Task description. Make a verbatim copy of the entries below; pictures stay out.

Provided entries.

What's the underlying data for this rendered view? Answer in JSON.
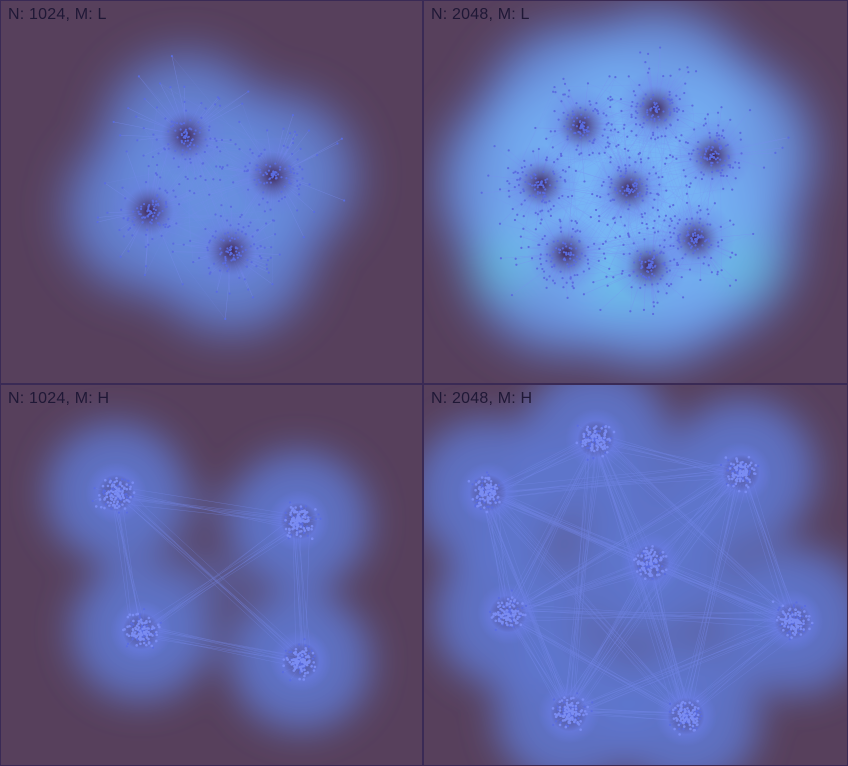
{
  "panels": [
    {
      "label": "N: 1024, M: L",
      "nodes": 1024,
      "mode": "L"
    },
    {
      "label": "N: 2048, M: L",
      "nodes": 2048,
      "mode": "L"
    },
    {
      "label": "N: 1024, M: H",
      "nodes": 1024,
      "mode": "H"
    },
    {
      "label": "N: 2048, M: H",
      "nodes": 2048,
      "mode": "H"
    }
  ],
  "colors": {
    "background": "#57405c",
    "halo_outer": "#5f78d2",
    "halo_inner": "#78b8f8",
    "halo_hot": "#5ce0d8",
    "edge": "#7a8cf2",
    "node": "#5a6ce0",
    "cluster_core_dark": "#3a1f46",
    "cluster_core_light": "#6a7ce6",
    "border": "#3a2a55",
    "label_text": "#1f1836"
  }
}
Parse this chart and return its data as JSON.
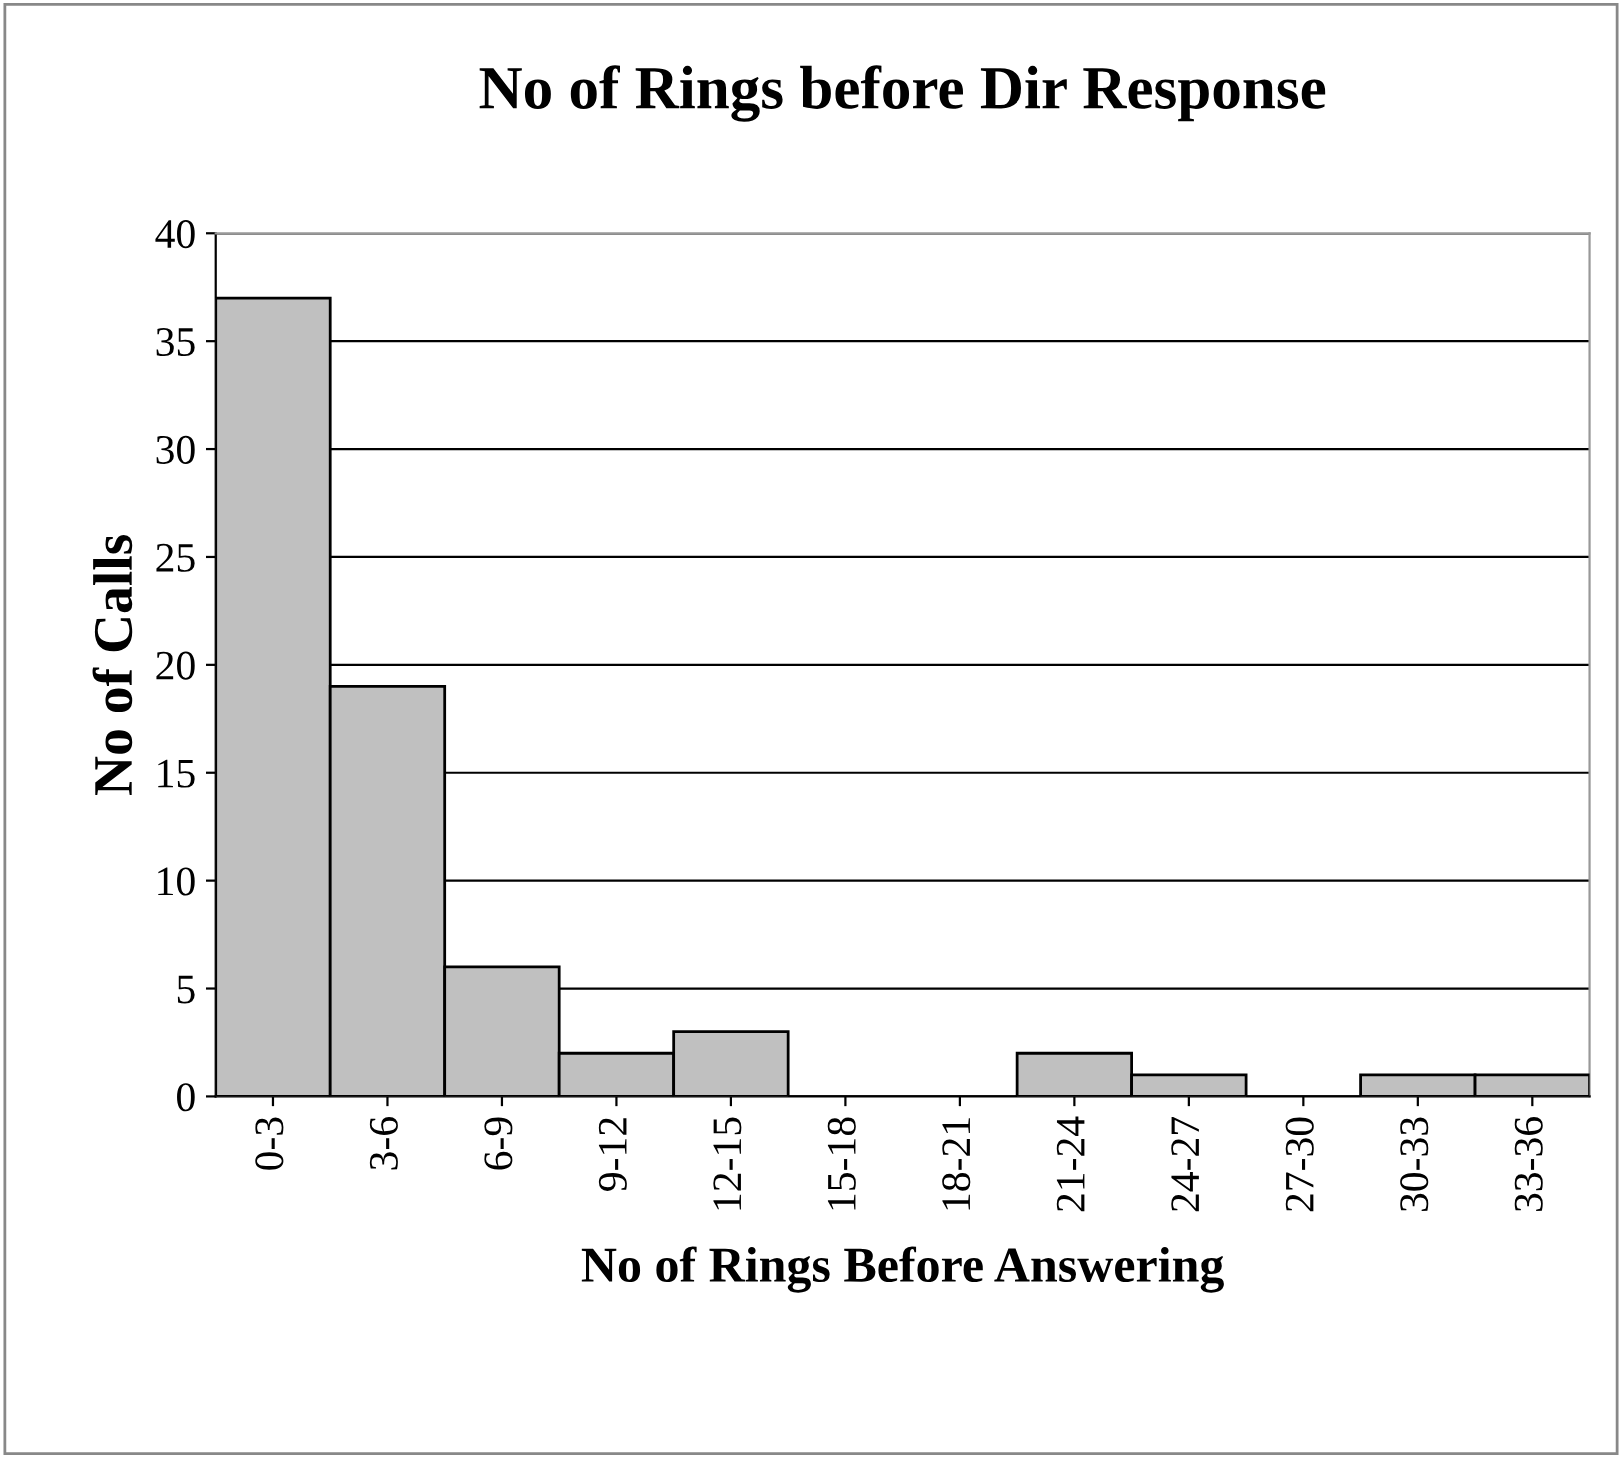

Written solution.
What's the underlying data for this rendered view? Answer in JSON.
{
  "panels": [
    {
      "label": "N: 1024, M: L",
      "nodes": 1024,
      "mode": "L"
    },
    {
      "label": "N: 2048, M: L",
      "nodes": 2048,
      "mode": "L"
    },
    {
      "label": "N: 1024, M: H",
      "nodes": 1024,
      "mode": "H"
    },
    {
      "label": "N: 2048, M: H",
      "nodes": 2048,
      "mode": "H"
    }
  ],
  "colors": {
    "background": "#57405c",
    "halo_outer": "#5f78d2",
    "halo_inner": "#78b8f8",
    "halo_hot": "#5ce0d8",
    "edge": "#7a8cf2",
    "node": "#5a6ce0",
    "cluster_core_dark": "#3a1f46",
    "cluster_core_light": "#6a7ce6",
    "border": "#3a2a55",
    "label_text": "#1f1836"
  }
}
Parse this chart and return its data as JSON.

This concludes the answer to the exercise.